# EXERCISE GOAL:
Copy the data that follows exactly. Include no pictures.

A block of data:
## START

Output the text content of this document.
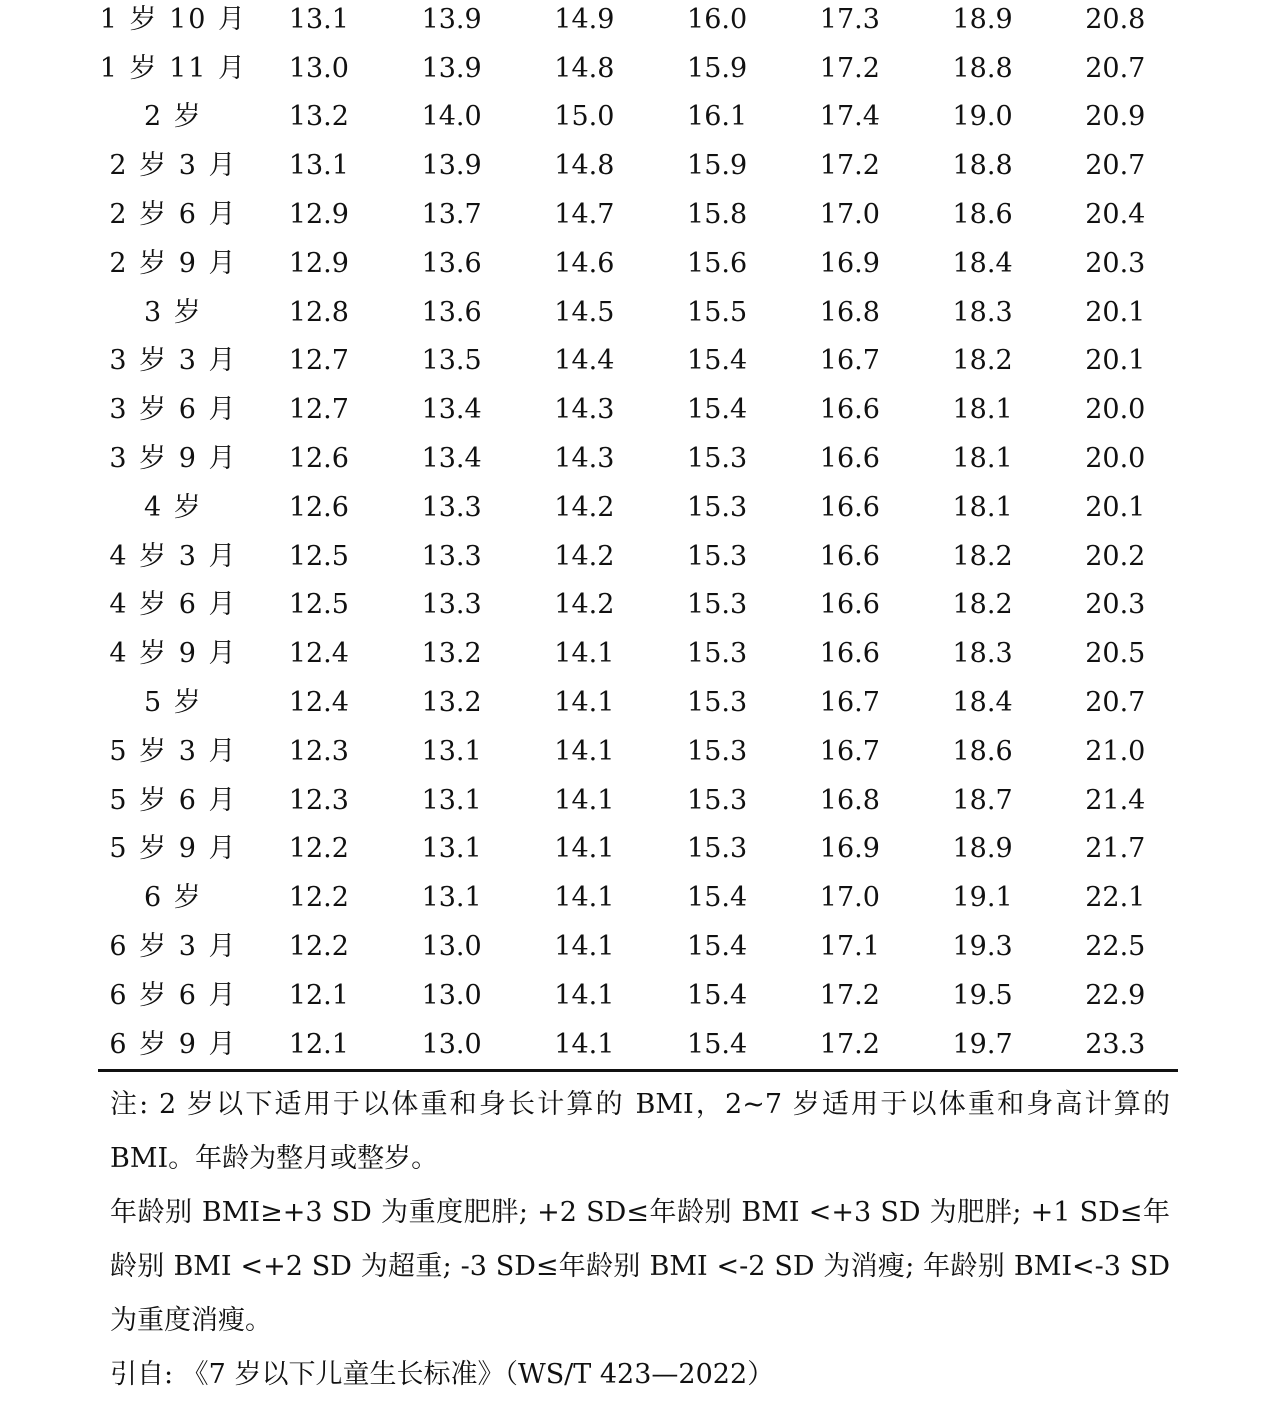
1 岁 10 月	13.1	13.9	14.9	16.0	17.3	18.9	20.8
1 岁 11 月	13.0	13.9	14.8	15.9	17.2	18.8	20.7
2 岁	13.2	14.0	15.0	16.1	17.4	19.0	20.9
2 岁 3 月	13.1	13.9	14.8	15.9	17.2	18.8	20.7
2 岁 6 月	12.9	13.7	14.7	15.8	17.0	18.6	20.4
2 岁 9 月	12.9	13.6	14.6	15.6	16.9	18.4	20.3
3 岁	12.8	13.6	14.5	15.5	16.8	18.3	20.1
3 岁 3 月	12.7	13.5	14.4	15.4	16.7	18.2	20.1
3 岁 6 月	12.7	13.4	14.3	15.4	16.6	18.1	20.0
3 岁 9 月	12.6	13.4	14.3	15.3	16.6	18.1	20.0
4 岁	12.6	13.3	14.2	15.3	16.6	18.1	20.1
4 岁 3 月	12.5	13.3	14.2	15.3	16.6	18.2	20.2
4 岁 6 月	12.5	13.3	14.2	15.3	16.6	18.2	20.3
4 岁 9 月	12.4	13.2	14.1	15.3	16.6	18.3	20.5
5 岁	12.4	13.2	14.1	15.3	16.7	18.4	20.7
5 岁 3 月	12.3	13.1	14.1	15.3	16.7	18.6	21.0
5 岁 6 月	12.3	13.1	14.1	15.3	16.8	18.7	21.4
5 岁 9 月	12.2	13.1	14.1	15.3	16.9	18.9	21.7
6 岁	12.2	13.1	14.1	15.4	17.0	19.1	22.1
6 岁 3 月	12.2	13.0	14.1	15.4	17.1	19.3	22.5
6 岁 6 月	12.1	13.0	14.1	15.4	17.2	19.5	22.9
6 岁 9 月	12.1	13.0	14.1	15.4	17.2	19.7	23.3

注: 2 岁以下适用于以体重和身长计算的 BMI，2~7 岁适用于以体重和身高计算的 BMI。年龄为整月或整岁。

年龄别 BMI≥+3 SD 为重度肥胖; +2 SD≤年龄别 BMI <+3 SD 为肥胖; +1 SD≤年龄别 BMI <+2 SD 为超重; -3 SD≤年龄别 BMI <-2 SD 为消瘦; 年龄别 BMI<-3 SD 为重度消瘦。

引自: 《7 岁以下儿童生长标准》（WS/T 423—2022）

## END

# PROBLEM SOLUTION:
Output the text content of this document.
1 岁 10 月	13.1	13.9	14.9	16.0	17.3	18.9	20.8
1 岁 11 月	13.0	13.9	14.8	15.9	17.2	18.8	20.7
2 岁	13.2	14.0	15.0	16.1	17.4	19.0	20.9
2 岁 3 月	13.1	13.9	14.8	15.9	17.2	18.8	20.7
2 岁 6 月	12.9	13.7	14.7	15.8	17.0	18.6	20.4
2 岁 9 月	12.9	13.6	14.6	15.6	16.9	18.4	20.3
3 岁	12.8	13.6	14.5	15.5	16.8	18.3	20.1
3 岁 3 月	12.7	13.5	14.4	15.4	16.7	18.2	20.1
3 岁 6 月	12.7	13.4	14.3	15.4	16.6	18.1	20.0
3 岁 9 月	12.6	13.4	14.3	15.3	16.6	18.1	20.0
4 岁	12.6	13.3	14.2	15.3	16.6	18.1	20.1
4 岁 3 月	12.5	13.3	14.2	15.3	16.6	18.2	20.2
4 岁 6 月	12.5	13.3	14.2	15.3	16.6	18.2	20.3
4 岁 9 月	12.4	13.2	14.1	15.3	16.6	18.3	20.5
5 岁	12.4	13.2	14.1	15.3	16.7	18.4	20.7
5 岁 3 月	12.3	13.1	14.1	15.3	16.7	18.6	21.0
5 岁 6 月	12.3	13.1	14.1	15.3	16.8	18.7	21.4
5 岁 9 月	12.2	13.1	14.1	15.3	16.9	18.9	21.7
6 岁	12.2	13.1	14.1	15.4	17.0	19.1	22.1
6 岁 3 月	12.2	13.0	14.1	15.4	17.1	19.3	22.5
6 岁 6 月	12.1	13.0	14.1	15.4	17.2	19.5	22.9
6 岁 9 月	12.1	13.0	14.1	15.4	17.2	19.7	23.3

注: 2 岁以下适用于以体重和身长计算的 BMI，2~7 岁适用于以体重和身高计算的 BMI。年龄为整月或整岁。

年龄别 BMI≥+3 SD 为重度肥胖; +2 SD≤年龄别 BMI <+3 SD 为肥胖; +1 SD≤年龄别 BMI <+2 SD 为超重; -3 SD≤年龄别 BMI <-2 SD 为消瘦; 年龄别 BMI<-3 SD 为重度消瘦。

引自: 《7 岁以下儿童生长标准》（WS/T 423—2022）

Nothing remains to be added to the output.